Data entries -
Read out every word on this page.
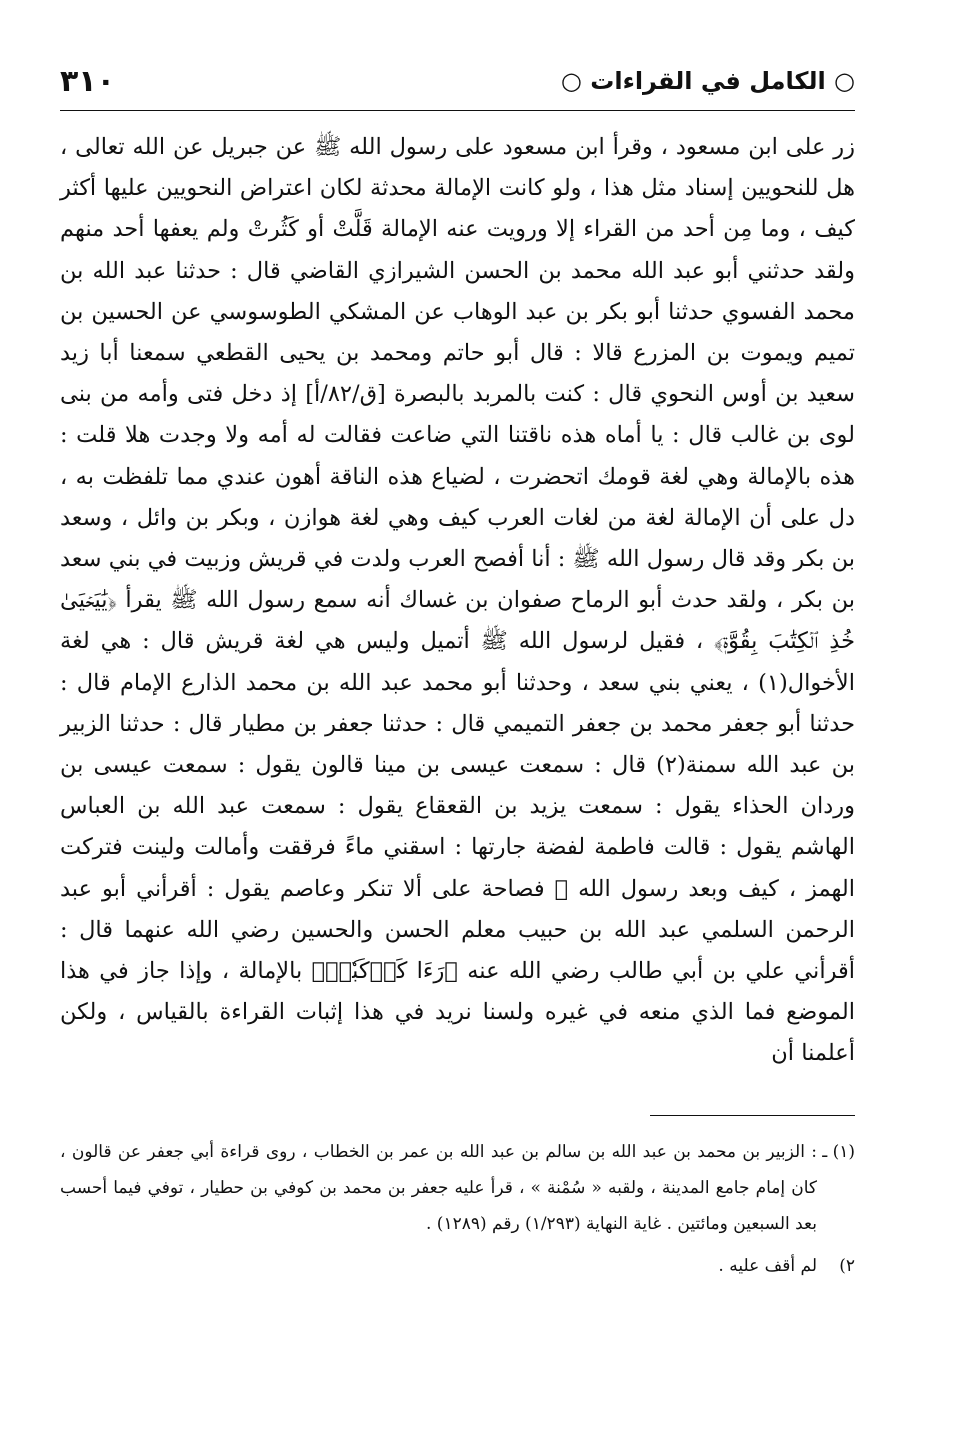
○ الكامل في القراءات ○
٣١٠

زر على ابن مسعود ، وقرأ ابن مسعود على رسول الله ﷺ عن جبريل عن الله تعالى ، هل للنحويين إسناد مثل هذا ، ولو كانت الإمالة محدثة لكان اعتراض النحويين عليها أكثر كيف ، وما مِن أحد من القراء إلا ورويت عنه الإمالة قَلَّتْ أو كَثُرتْ ولم يعفها أحد منهم ولقد حدثني أبو عبد الله محمد بن الحسن الشيرازي القاضي قال : حدثنا عبد الله بن محمد الفسوي حدثنا أبو بكر بن عبد الوهاب عن المشكي الطوسوسي عن الحسين بن تميم ويموت بن المزرع قالا : قال أبو حاتم ومحمد بن يحيى القطعي سمعنا أبا زيد سعيد بن أوس النحوي قال : كنت بالمربد بالبصرة [ق/٨٢/أ] إذ دخل فتى وأمه من بنى لوى بن غالب قال : يا أماه هذه ناقتنا التي ضاعت فقالت له أمه ولا وجدت هلا قلت : هذه بالإمالة وهي لغة قومك اتحضرت ، لضياع هذه الناقة أهون عندي مما تلفظت به ، دل على أن الإمالة لغة من لغات العرب كيف وهي لغة هوازن ، وبكر بن وائل ، وسعد بن بكر وقد قال رسول الله ﷺ : أنا أفصح العرب ولدت في قريش وزبيت في بني سعد بن بكر ، ولقد حدث أبو الرماح صفوان بن غساك أنه سمع رسول الله ﷺ يقرأ ﴿يَٰيَحۡيَىٰ خُذِ ٱلۡكِتَٰبَ بِقُوَّةٖ﴾ ، فقيل لرسول الله ﷺ أتميل وليس هي لغة قريش قال : هي لغة الأخوال(١) ، يعني بني سعد ، وحدثنا أبو محمد عبد الله بن محمد الذارع الإمام قال : حدثنا أبو جعفر محمد بن جعفر التميمي قال : حدثنا جعفر بن مطيار قال : حدثنا الزبير بن عبد الله سمنة(٢) قال : سمعت عيسى بن مينا قالون يقول : سمعت عيسى بن وردان الحذاء يقول : سمعت يزيد بن القعقاع يقول : سمعت عبد الله بن العباس الهاشم يقول : قالت فاطمة لفضة جارتها : اسقني ماءً فرققت وأمالت ولينت فتركت الهمز ، كيف وبعد رسول الله ﷺ فصاحة على ألا تنكر وعاصم يقول : أقرأني أبو عبد الرحمن السلمي عبد الله بن حبيب معلم الحسن والحسين رضي الله عنهما قال : أقرأني علي بن أبي طالب رضي الله عنه ﴿رَءَا كَوۡكَبٗاۖ﴾ بالإمالة ، وإذا جاز في هذا الموضع فما الذي منعه في غيره ولسنا نريد في هذا إثبات القراءة بالقياس ، ولكن أعلمنا أن

(١) ـ
: الزبير بن محمد بن عبد الله بن سالم بن عبد الله بن عمر بن الخطاب ، روى قراءة أبي جعفر عن قالون ، كان إمام جامع المدينة ، ولقبه « سُمْنة » ، قرأ عليه جعفر بن محمد بن كوفي بن حطيار ، توفي فيما أحسب بعد السبعين ومائتين . غاية النهاية (١/٢٩٣) رقم (١٢٨٩) .
٢)
لم أقف عليه .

EXERCISE GOAL - Transcribe all entries above exactly. Drop the pictures.

RESPONSE BELOW -
Read out every word on this page.
○ الكامل في القراءات ○
٣١٠

زر على ابن مسعود ، وقرأ ابن مسعود على رسول الله ﷺ عن جبريل عن الله تعالى ، هل للنحويين إسناد مثل هذا ، ولو كانت الإمالة محدثة لكان اعتراض النحويين عليها أكثر كيف ، وما مِن أحد من القراء إلا ورويت عنه الإمالة قَلَّتْ أو كَثُرتْ ولم يعفها أحد منهم ولقد حدثني أبو عبد الله محمد بن الحسن الشيرازي القاضي قال : حدثنا عبد الله بن محمد الفسوي حدثنا أبو بكر بن عبد الوهاب عن المشكي الطوسوسي عن الحسين بن تميم ويموت بن المزرع قالا : قال أبو حاتم ومحمد بن يحيى القطعي سمعنا أبا زيد سعيد بن أوس النحوي قال : كنت بالمربد بالبصرة [ق/٨٢/أ] إذ دخل فتى وأمه من بنى لوى بن غالب قال : يا أماه هذه ناقتنا التي ضاعت فقالت له أمه ولا وجدت هلا قلت : هذه بالإمالة وهي لغة قومك اتحضرت ، لضياع هذه الناقة أهون عندي مما تلفظت به ، دل على أن الإمالة لغة من لغات العرب كيف وهي لغة هوازن ، وبكر بن وائل ، وسعد بن بكر وقد قال رسول الله ﷺ : أنا أفصح العرب ولدت في قريش وزبيت في بني سعد بن بكر ، ولقد حدث أبو الرماح صفوان بن غساك أنه سمع رسول الله ﷺ يقرأ ﴿يَٰيَحۡيَىٰ خُذِ ٱلۡكِتَٰبَ بِقُوَّةٖ﴾ ، فقيل لرسول الله ﷺ أتميل وليس هي لغة قريش قال : هي لغة الأخوال(١) ، يعني بني سعد ، وحدثنا أبو محمد عبد الله بن محمد الذارع الإمام قال : حدثنا أبو جعفر محمد بن جعفر التميمي قال : حدثنا جعفر بن مطيار قال : حدثنا الزبير بن عبد الله سمنة(٢) قال : سمعت عيسى بن مينا قالون يقول : سمعت عيسى بن وردان الحذاء يقول : سمعت يزيد بن القعقاع يقول : سمعت عبد الله بن العباس الهاشم يقول : قالت فاطمة لفضة جارتها : اسقني ماءً فرققت وأمالت ولينت فتركت الهمز ، كيف وبعد رسول الله ﷺ فصاحة على ألا تنكر وعاصم يقول : أقرأني أبو عبد الرحمن السلمي عبد الله بن حبيب معلم الحسن والحسين رضي الله عنهما قال : أقرأني علي بن أبي طالب رضي الله عنه ﴿رَءَا كَوۡكَبٗاۖ﴾ بالإمالة ، وإذا جاز في هذا الموضع فما الذي منعه في غيره ولسنا نريد في هذا إثبات القراءة بالقياس ، ولكن أعلمنا أن

(١) ـ
: الزبير بن محمد بن عبد الله بن سالم بن عبد الله بن عمر بن الخطاب ، روى قراءة أبي جعفر عن قالون ، كان إمام جامع المدينة ، ولقبه « سُمْنة » ، قرأ عليه جعفر بن محمد بن كوفي بن حطيار ، توفي فيما أحسب بعد السبعين ومائتين . غاية النهاية (١/٢٩٣) رقم (١٢٨٩) .
٢)
لم أقف عليه .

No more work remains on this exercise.